Begin DATA ROWS

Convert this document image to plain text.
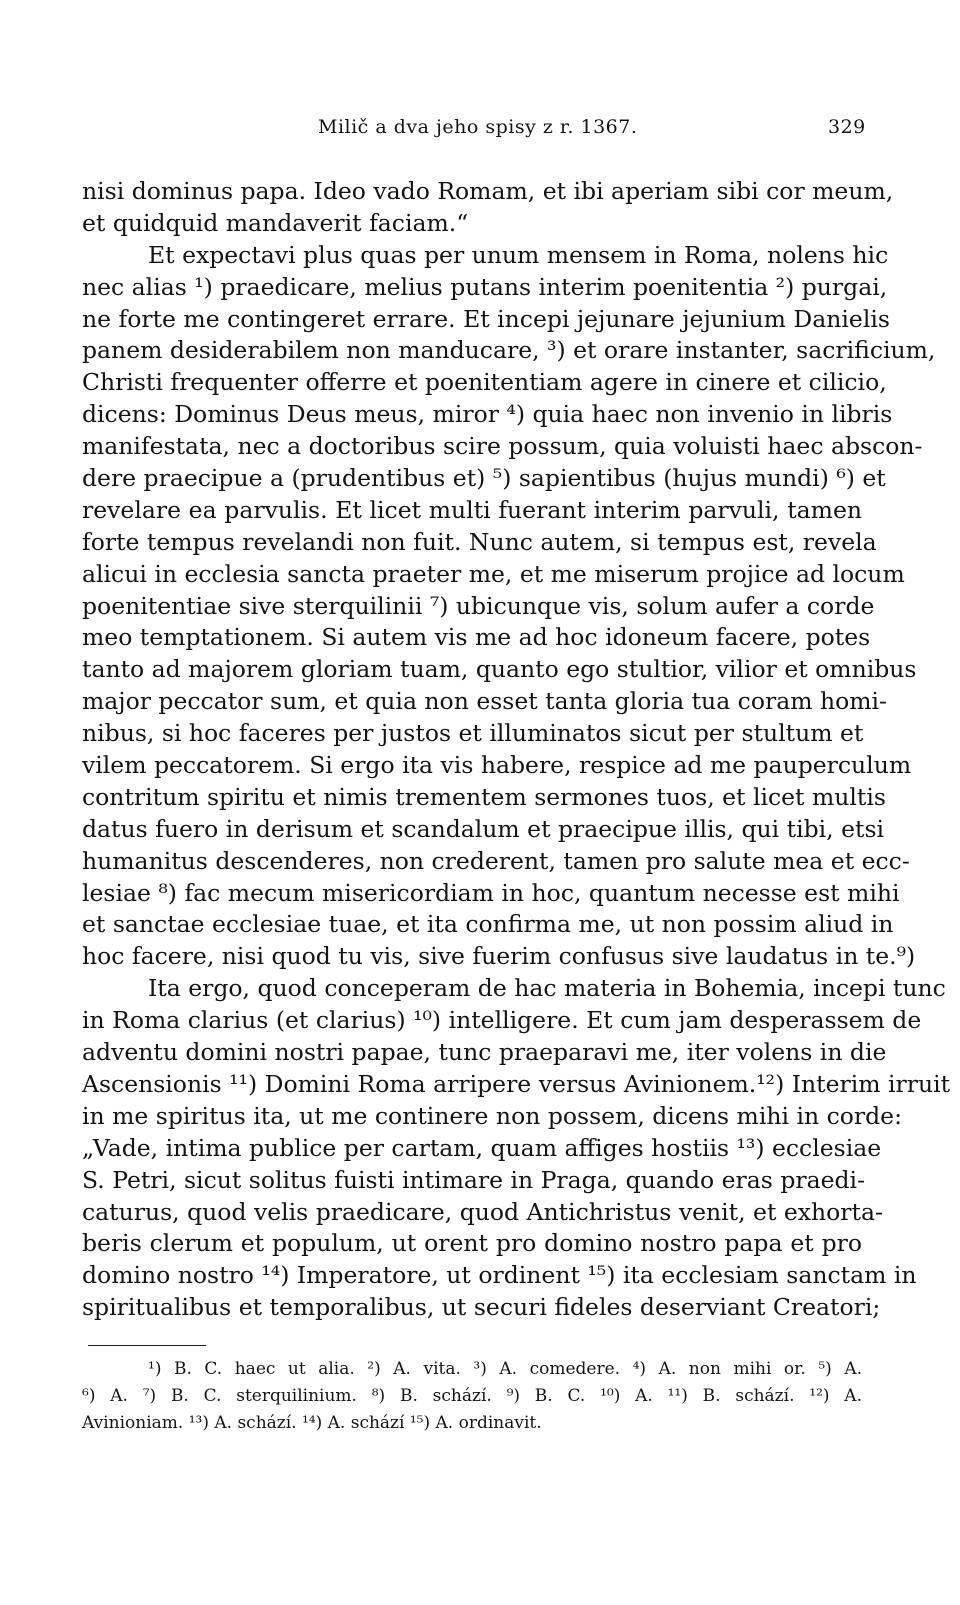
Milič a dva jeho spisy z r. 1367.	329
nisi dominus papa. Ideo vado Romam, et ibi aperiam sibi cor meum,
et quidquid mandaverit faciam.“
Et expectavi plus quas per unum mensem in Roma, nolens hic
nec alias ¹) praedicare, melius putans interim poenitentia ²) purgai,
ne forte me contingeret errare. Et incepi jejunare jejunium Danielis
panem desiderabilem non manducare, ³) et orare instanter, sacrificium,
Christi frequenter offerre et poenitentiam agere in cinere et cilicio,
dicens: Dominus Deus meus, miror ⁴) quia haec non invenio in libris
manifestata, nec a doctoribus scire possum, quia voluisti haec abscon-
dere praecipue a (prudentibus et) ⁵) sapientibus (hujus mundi) ⁶) et
revelare ea parvulis. Et licet multi fuerant interim parvuli, tamen
forte tempus revelandi non fuit. Nunc autem, si tempus est, revela
alicui in ecclesia sancta praeter me, et me miserum projice ad locum
poenitentiae sive sterquilinii ⁷) ubicunque vis, solum aufer a corde
meo temptationem. Si autem vis me ad hoc idoneum facere, potes
tanto ad majorem gloriam tuam, quanto ego stultior, vilior et omnibus
major peccator sum, et quia non esset tanta gloria tua coram homi-
nibus, si hoc faceres per justos et illuminatos sicut per stultum et
vilem peccatorem. Si ergo ita vis habere, respice ad me pauperculum
contritum spiritu et nimis trementem sermones tuos, et licet multis
datus fuero in derisum et scandalum et praecipue illis, qui tibi, etsi
humanitus descenderes, non crederent, tamen pro salute mea et ecc-
lesiae ⁸) fac mecum misericordiam in hoc, quantum necesse est mihi
et sanctae ecclesiae tuae, et ita confirma me, ut non possim aliud in
hoc facere, nisi quod tu vis, sive fuerim confusus sive laudatus in te.⁹)
Ita ergo, quod conceperam de hac materia in Bohemia, incepi tunc
in Roma clarius (et clarius) ¹⁰) intelligere. Et cum jam desperassem de
adventu domini nostri papae, tunc praeparavi me, iter volens in die
Ascensionis ¹¹) Domini Roma arripere versus Avinionem.¹²) Interim irruit
in me spiritus ita, ut me continere non possem, dicens mihi in corde:
„Vade, intima publice per cartam, quam affiges hostiis ¹³) ecclesiae
S. Petri, sicut solitus fuisti intimare in Praga, quando eras praedi-
caturus, quod velis praedicare, quod Antichristus venit, et exhorta-
beris clerum et populum, ut orent pro domino nostro papa et pro
domino nostro ¹⁴) Imperatore, ut ordinent ¹⁵) ita ecclesiam sanctam in
spiritualibus et temporalibus, ut securi fideles deserviant Creatori;
¹) B. C. haec ut alia. ²) A. vita. ³) A. comedere. ⁴) A. non mihi or. ⁵) A.
⁶) A. ⁷) B. C. sterquilinium. ⁸) B. schází. ⁹) B. C. ¹⁰) A. ¹¹) B. schází. ¹²) A.
Avinioniam. ¹³) A. schází. ¹⁴) A. schází ¹⁵) A. ordinavit.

End DATA ROWS

GOAL:
Without the images, write out each line of the data verbatim.

OUTPUT FOR THIS EXERCISE:
Convert this document image to plain text.
Milič a dva jeho spisy z r. 1367.	329
nisi dominus papa. Ideo vado Romam, et ibi aperiam sibi cor meum,
et quidquid mandaverit faciam.“
Et expectavi plus quas per unum mensem in Roma, nolens hic
nec alias ¹) praedicare, melius putans interim poenitentia ²) purgai,
ne forte me contingeret errare. Et incepi jejunare jejunium Danielis
panem desiderabilem non manducare, ³) et orare instanter, sacrificium,
Christi frequenter offerre et poenitentiam agere in cinere et cilicio,
dicens: Dominus Deus meus, miror ⁴) quia haec non invenio in libris
manifestata, nec a doctoribus scire possum, quia voluisti haec abscon-
dere praecipue a (prudentibus et) ⁵) sapientibus (hujus mundi) ⁶) et
revelare ea parvulis. Et licet multi fuerant interim parvuli, tamen
forte tempus revelandi non fuit. Nunc autem, si tempus est, revela
alicui in ecclesia sancta praeter me, et me miserum projice ad locum
poenitentiae sive sterquilinii ⁷) ubicunque vis, solum aufer a corde
meo temptationem. Si autem vis me ad hoc idoneum facere, potes
tanto ad majorem gloriam tuam, quanto ego stultior, vilior et omnibus
major peccator sum, et quia non esset tanta gloria tua coram homi-
nibus, si hoc faceres per justos et illuminatos sicut per stultum et
vilem peccatorem. Si ergo ita vis habere, respice ad me pauperculum
contritum spiritu et nimis trementem sermones tuos, et licet multis
datus fuero in derisum et scandalum et praecipue illis, qui tibi, etsi
humanitus descenderes, non crederent, tamen pro salute mea et ecc-
lesiae ⁸) fac mecum misericordiam in hoc, quantum necesse est mihi
et sanctae ecclesiae tuae, et ita confirma me, ut non possim aliud in
hoc facere, nisi quod tu vis, sive fuerim confusus sive laudatus in te.⁹)
Ita ergo, quod conceperam de hac materia in Bohemia, incepi tunc
in Roma clarius (et clarius) ¹⁰) intelligere. Et cum jam desperassem de
adventu domini nostri papae, tunc praeparavi me, iter volens in die
Ascensionis ¹¹) Domini Roma arripere versus Avinionem.¹²) Interim irruit
in me spiritus ita, ut me continere non possem, dicens mihi in corde:
„Vade, intima publice per cartam, quam affiges hostiis ¹³) ecclesiae
S. Petri, sicut solitus fuisti intimare in Praga, quando eras praedi-
caturus, quod velis praedicare, quod Antichristus venit, et exhorta-
beris clerum et populum, ut orent pro domino nostro papa et pro
domino nostro ¹⁴) Imperatore, ut ordinent ¹⁵) ita ecclesiam sanctam in
spiritualibus et temporalibus, ut securi fideles deserviant Creatori;
¹) B. C. haec ut alia. ²) A. vita. ³) A. comedere. ⁴) A. non mihi or. ⁵) A.
⁶) A. ⁷) B. C. sterquilinium. ⁸) B. schází. ⁹) B. C. ¹⁰) A. ¹¹) B. schází. ¹²) A.
Avinioniam. ¹³) A. schází. ¹⁴) A. schází ¹⁵) A. ordinavit.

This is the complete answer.